▶ **QUÉ HACER**:
Contesta con brevedad estas preguntas sobre el texto del profesor Ayuso:
(a) ¿Qué materia explicaba Ayuso durante el curso en lugar de Historia Universal?
(b) ¿Qué himno dijo Ayuso que el narrador había olvidado?
(c) ¿Quién dirigía el semanario El Motín?

▶ **TEXTO**:
□ □ □
Ese mal conceptuado sistema fue confirmado por los hechos, que demostraron, al mismo tiempo, el espíritu de compañerismo que nunca olvidaré en un sonado y grave incidente, que pudo haberme costado muy caro.
Suplía la cátedra de Historia Universal, regentada por el titular don Manuel María del Valle, por haber sido nombrado director de Loterías, un auxiliar llamado don José Ayuso,36 precedido de gran fama de filólogo, por los estudios que desde muy joven había cursado en un convento austriaco. Hombre corpulento y concentrado, cuyas miradas furtivas, voz afeminada y glacial frialdad de carácter denunciaban al fraile desconfiado y taimado, se nos hizo repulsivo a todos aunque guardándole el respeto debido, que, de día en día, fue transformándose en temeroso distanciamiento, porque en lugar de Historia Universal nos explicaba durante el curso Historia de la Iglesia, materia que, como fraile de levita, dominaba, sirviéndose de la cátedra para desahogo de su fanatismo religioso.
Un día, me preguntó en clase sobre uno de los padres de la Iglesia, me parece que San Ambrosio, contestando yo correctamente y con arreglo a sus explicaciones. Enumeré muchos de los himnos sagrados atribuidos a la inspiración del santo que aún se conservan en determinados actos religiosos, notando todos el desagrado que le producía mi explicación, al final de la cual, me dijo: «Muy bien, pero ha olvidado usted un himno, tal vez el más importante que la Iglesia canta en las grandes solemnidades, lo cual no me extraña, porque usted no es de los que pueden caerse dentro de ellas».
Quedé en silencio y aturdido, porque sus últimas palabras suponían, por su tono y por su gesto, mi pérdida de curso, pero viendo el efecto que había producido su inmotivado desplante en la clase, a guisa de justificación, me dijo:
–Me refiero al Te Deum.
–Dispénseme, señor Ayuso –le repliqué–, lo he mencionado entre los demás himnos.
Esta afirmación mía fue confirmada por todos mis compañeros, que puestos en pie dijeron que, efectivamente, lo había mencionado, llevando su enérgica actitud la confusión al jesuita que ocupaba la cátedra, que replicó bajando la cabeza:
–Yo no lo había oído.
–Pues lo ha dicho –contestaron todos, menos el alicantino, a quien he hecho referencia, lo que no pasó desapercibido para ninguno.
El origen de lo ocurrido fue que me veían los compañeros leer El Motín,37 semanario republicano y anticlerical en alto grado, dirigido por el gran periodista José Nakens, y sin duda, aquel mal compañero, para conquistarse simpatías del profesor le fue diciendo que yo era suscriptor del periódico en el que, además, colaboraba.
Al salir de clase, a la una, nos fijamos en el mal compañero, que asustado nos decía que él no había dicho nada, teniendo yo que intervenir para evitarle una paliza. Por algo me llamaban Don Quijote.
□ □ □
▶ **LÍNEAS DE DATOS**:
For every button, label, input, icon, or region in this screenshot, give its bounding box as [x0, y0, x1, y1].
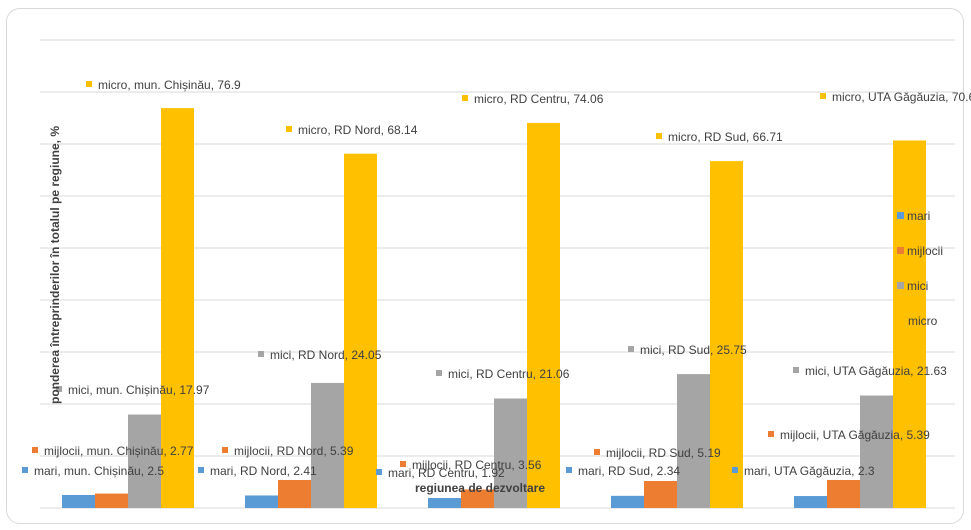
□ □ □
▶ **PROBLEMA RESUELTO**:
(a) Historia de la Iglesia.
(b) El Te Deum.
(c) El periodista José Nakens.